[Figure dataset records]
┌──
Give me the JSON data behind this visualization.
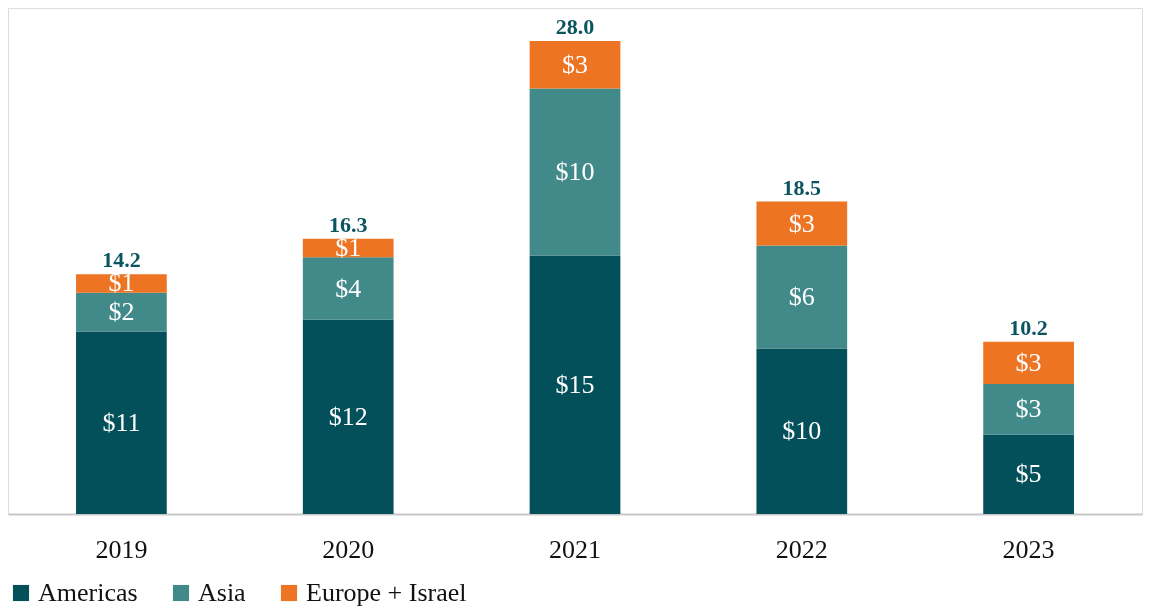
{
  "chart_data": {
    "type": "bar",
    "stacked": true,
    "categories": [
      "2019",
      "2020",
      "2021",
      "2022",
      "2023"
    ],
    "series": [
      {
        "name": "Americas",
        "color": "#034f5a",
        "values": [
          10.8,
          11.5,
          15.3,
          9.8,
          4.7
        ],
        "value_labels": [
          "$11",
          "$12",
          "$15",
          "$10",
          "$5"
        ]
      },
      {
        "name": "Asia",
        "color": "#428a8a",
        "values": [
          2.3,
          3.7,
          9.9,
          6.1,
          3.0
        ],
        "value_labels": [
          "$2",
          "$4",
          "$10",
          "$6",
          "$3"
        ]
      },
      {
        "name": "Europe + Israel",
        "color": "#ec7422",
        "values": [
          1.1,
          1.1,
          2.8,
          2.6,
          2.5
        ],
        "value_labels": [
          "$1",
          "$1",
          "$3",
          "$3",
          "$3"
        ]
      }
    ],
    "totals": [
      "14.2",
      "16.3",
      "28.0",
      "18.5",
      "10.2"
    ],
    "legend": "bottom",
    "grid": false
  }
}
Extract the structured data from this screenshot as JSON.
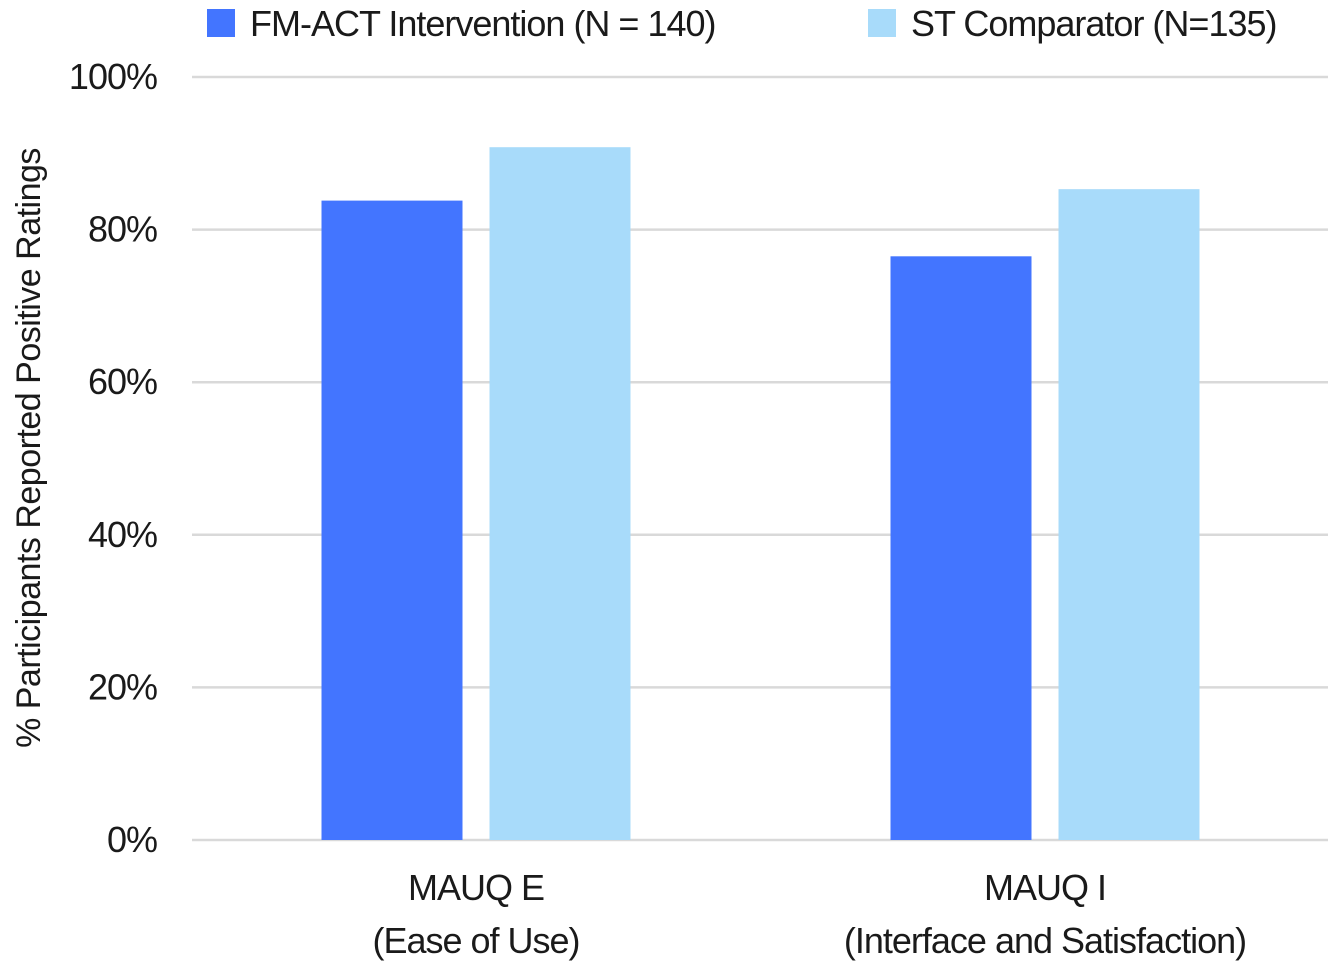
{
  "chart_data": {
    "type": "bar",
    "categories": [
      [
        "MAUQ E",
        "(Ease of Use)"
      ],
      [
        "MAUQ I",
        "(Interface and Satisfaction)"
      ]
    ],
    "series": [
      {
        "name": "FM-ACT Intervention (N = 140)",
        "color": "#4375FF",
        "values": [
          83.8,
          76.5
        ]
      },
      {
        "name": "ST Comparator (N=135)",
        "color": "#A8DBFA",
        "values": [
          90.8,
          85.3
        ]
      }
    ],
    "ylabel": "% Participants Reported Positive Ratings",
    "ylim": [
      0,
      100
    ],
    "yticks": [
      0,
      20,
      40,
      60,
      80,
      100
    ],
    "ytick_labels": [
      "0%",
      "20%",
      "40%",
      "60%",
      "80%",
      "100%"
    ],
    "grid": true,
    "legend_position": "top"
  }
}
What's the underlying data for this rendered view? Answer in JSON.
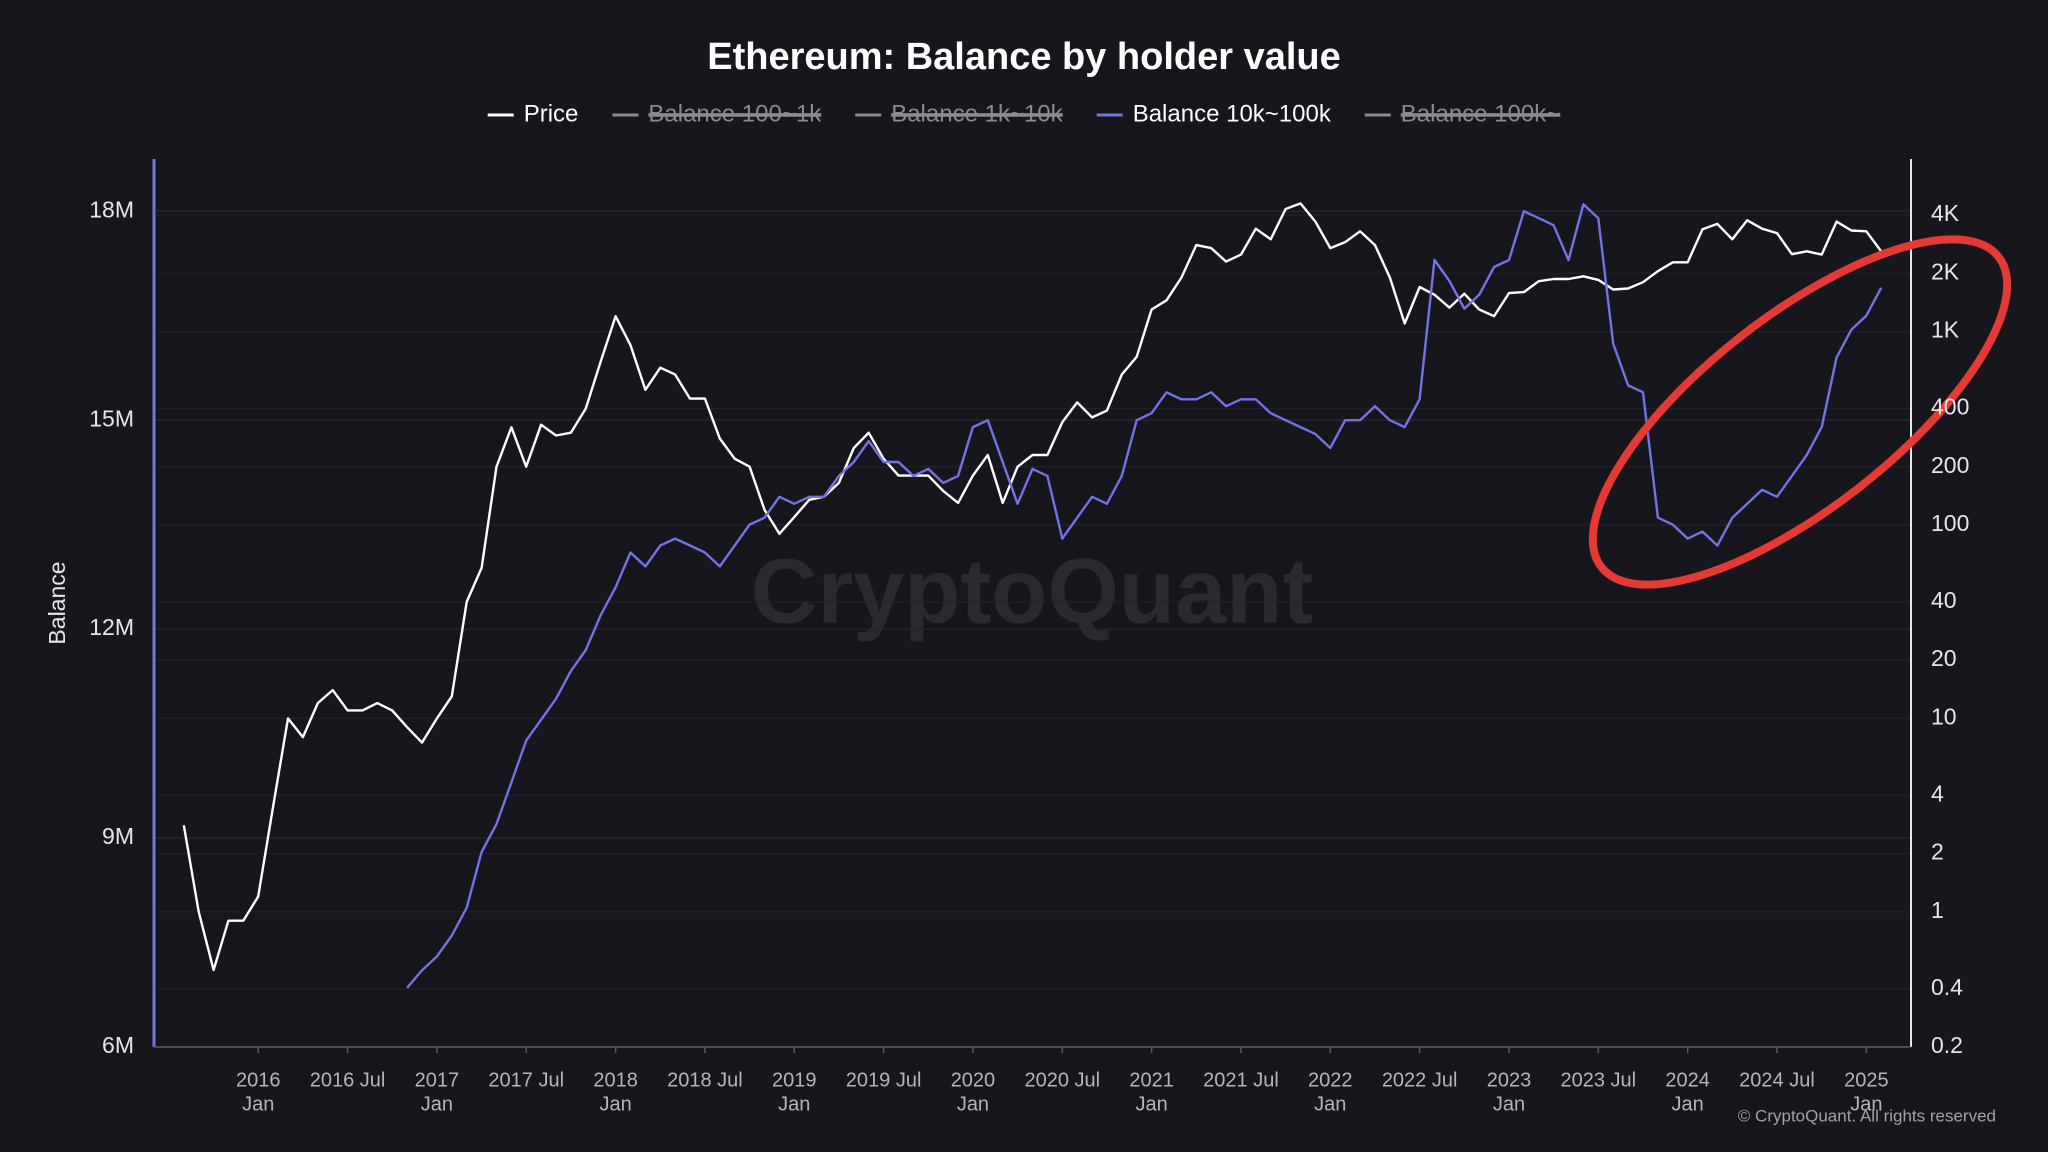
{
  "chart_data": {
    "type": "line",
    "title": "Ethereum: Balance by holder value",
    "ylabel": "Balance",
    "watermark": "CryptoQuant",
    "copyright": "© CryptoQuant. All rights reserved",
    "grid": true,
    "y2scale": "log",
    "xlim": [
      "2015-06",
      "2025-04"
    ],
    "ylim": [
      6000000,
      18750000
    ],
    "y2lim": [
      0.2,
      7800
    ],
    "yticks": [
      {
        "value": 6000000,
        "label": "6M"
      },
      {
        "value": 9000000,
        "label": "9M"
      },
      {
        "value": 12000000,
        "label": "12M"
      },
      {
        "value": 15000000,
        "label": "15M"
      },
      {
        "value": 18000000,
        "label": "18M"
      }
    ],
    "y2ticks": [
      0.2,
      0.4,
      1,
      2,
      4,
      10,
      20,
      40,
      100,
      200,
      400,
      {
        "value": 1000,
        "label": "1K"
      },
      {
        "value": 2000,
        "label": "2K"
      },
      {
        "value": 4000,
        "label": "4K"
      }
    ],
    "xticks": [
      {
        "value": "2016-01",
        "label": "2016",
        "sublabel": "Jan"
      },
      {
        "value": "2016-07",
        "label": "2016 Jul"
      },
      {
        "value": "2017-01",
        "label": "2017",
        "sublabel": "Jan"
      },
      {
        "value": "2017-07",
        "label": "2017 Jul"
      },
      {
        "value": "2018-01",
        "label": "2018",
        "sublabel": "Jan"
      },
      {
        "value": "2018-07",
        "label": "2018 Jul"
      },
      {
        "value": "2019-01",
        "label": "2019",
        "sublabel": "Jan"
      },
      {
        "value": "2019-07",
        "label": "2019 Jul"
      },
      {
        "value": "2020-01",
        "label": "2020",
        "sublabel": "Jan"
      },
      {
        "value": "2020-07",
        "label": "2020 Jul"
      },
      {
        "value": "2021-01",
        "label": "2021",
        "sublabel": "Jan"
      },
      {
        "value": "2021-07",
        "label": "2021 Jul"
      },
      {
        "value": "2022-01",
        "label": "2022",
        "sublabel": "Jan"
      },
      {
        "value": "2022-07",
        "label": "2022 Jul"
      },
      {
        "value": "2023-01",
        "label": "2023",
        "sublabel": "Jan"
      },
      {
        "value": "2023-07",
        "label": "2023 Jul"
      },
      {
        "value": "2024-01",
        "label": "2024",
        "sublabel": "Jan"
      },
      {
        "value": "2024-07",
        "label": "2024 Jul"
      },
      {
        "value": "2025-01",
        "label": "2025",
        "sublabel": "Jan"
      }
    ],
    "x": [
      "2015-08",
      "2015-09",
      "2015-10",
      "2015-11",
      "2015-12",
      "2016-01",
      "2016-02",
      "2016-03",
      "2016-04",
      "2016-05",
      "2016-06",
      "2016-07",
      "2016-08",
      "2016-09",
      "2016-10",
      "2016-11",
      "2016-12",
      "2017-01",
      "2017-02",
      "2017-03",
      "2017-04",
      "2017-05",
      "2017-06",
      "2017-07",
      "2017-08",
      "2017-09",
      "2017-10",
      "2017-11",
      "2017-12",
      "2018-01",
      "2018-02",
      "2018-03",
      "2018-04",
      "2018-05",
      "2018-06",
      "2018-07",
      "2018-08",
      "2018-09",
      "2018-10",
      "2018-11",
      "2018-12",
      "2019-01",
      "2019-02",
      "2019-03",
      "2019-04",
      "2019-05",
      "2019-06",
      "2019-07",
      "2019-08",
      "2019-09",
      "2019-10",
      "2019-11",
      "2019-12",
      "2020-01",
      "2020-02",
      "2020-03",
      "2020-04",
      "2020-05",
      "2020-06",
      "2020-07",
      "2020-08",
      "2020-09",
      "2020-10",
      "2020-11",
      "2020-12",
      "2021-01",
      "2021-02",
      "2021-03",
      "2021-04",
      "2021-05",
      "2021-06",
      "2021-07",
      "2021-08",
      "2021-09",
      "2021-10",
      "2021-11",
      "2021-12",
      "2022-01",
      "2022-02",
      "2022-03",
      "2022-04",
      "2022-05",
      "2022-06",
      "2022-07",
      "2022-08",
      "2022-09",
      "2022-10",
      "2022-11",
      "2022-12",
      "2023-01",
      "2023-02",
      "2023-03",
      "2023-04",
      "2023-05",
      "2023-06",
      "2023-07",
      "2023-08",
      "2023-09",
      "2023-10",
      "2023-11",
      "2023-12",
      "2024-01",
      "2024-02",
      "2024-03",
      "2024-04",
      "2024-05",
      "2024-06",
      "2024-07",
      "2024-08",
      "2024-09",
      "2024-10",
      "2024-11",
      "2024-12",
      "2025-01",
      "2025-02"
    ],
    "series": [
      {
        "name": "Price",
        "color": "#ffffff",
        "axis": "y2",
        "visible": true,
        "values": [
          2.8,
          1.0,
          0.5,
          0.9,
          0.9,
          1.2,
          3.5,
          10,
          8,
          12,
          14,
          11,
          11,
          12,
          11,
          9,
          7.5,
          10,
          13,
          40,
          60,
          200,
          320,
          200,
          330,
          290,
          300,
          400,
          700,
          1200,
          850,
          500,
          650,
          600,
          450,
          450,
          280,
          220,
          200,
          120,
          90,
          110,
          135,
          140,
          165,
          250,
          300,
          220,
          180,
          180,
          180,
          150,
          130,
          180,
          230,
          130,
          200,
          230,
          230,
          340,
          430,
          360,
          390,
          600,
          740,
          1300,
          1450,
          1900,
          2800,
          2700,
          2300,
          2500,
          3400,
          3000,
          4300,
          4600,
          3700,
          2700,
          2900,
          3300,
          2800,
          1900,
          1100,
          1700,
          1550,
          1330,
          1570,
          1300,
          1200,
          1580,
          1600,
          1820,
          1870,
          1870,
          1930,
          1850,
          1650,
          1670,
          1800,
          2050,
          2280,
          2280,
          3380,
          3600,
          3000,
          3760,
          3400,
          3230,
          2510,
          2600,
          2500,
          3700,
          3330,
          3300,
          2600
        ]
      },
      {
        "name": "Balance 100~1k",
        "visible": false
      },
      {
        "name": "Balance 1k~10k",
        "visible": false
      },
      {
        "name": "Balance 10k~100k",
        "color": "#7274e6",
        "visible": true,
        "values": [
          null,
          null,
          null,
          null,
          null,
          null,
          null,
          null,
          null,
          null,
          null,
          null,
          null,
          null,
          null,
          6850000,
          7100000,
          7300000,
          7600000,
          8000000,
          8800000,
          9200000,
          9800000,
          10400000,
          10700000,
          11000000,
          11400000,
          11700000,
          12200000,
          12600000,
          13100000,
          12900000,
          13200000,
          13300000,
          13200000,
          13100000,
          12900000,
          13200000,
          13500000,
          13600000,
          13900000,
          13800000,
          13900000,
          13900000,
          14200000,
          14400000,
          14700000,
          14400000,
          14400000,
          14200000,
          14300000,
          14100000,
          14200000,
          14900000,
          15000000,
          14400000,
          13800000,
          14300000,
          14200000,
          13300000,
          13600000,
          13900000,
          13800000,
          14200000,
          15000000,
          15100000,
          15400000,
          15300000,
          15300000,
          15400000,
          15200000,
          15300000,
          15300000,
          15100000,
          15000000,
          14900000,
          14800000,
          14600000,
          15000000,
          15000000,
          15200000,
          15000000,
          14900000,
          15300000,
          17300000,
          17000000,
          16600000,
          16800000,
          17200000,
          17300000,
          18000000,
          17900000,
          17800000,
          17300000,
          18100000,
          17900000,
          16100000,
          15500000,
          15400000,
          13600000,
          13500000,
          13300000,
          13400000,
          13200000,
          13600000,
          13800000,
          14000000,
          13900000,
          14200000,
          14500000,
          14900000,
          15900000,
          16300000,
          16500000,
          16900000
        ]
      },
      {
        "name": "Balance 100k~",
        "visible": false
      }
    ]
  }
}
└──
From the listing above, copy out each line where the word "Balance" appears.

    "title": "Ethereum: Balance by holder value",
    "ylabel": "Balance",
        "name": "Balance 100~1k",
        "name": "Balance 1k~10k",
        "name": "Balance 10k~100k",
        "name": "Balance 100k~",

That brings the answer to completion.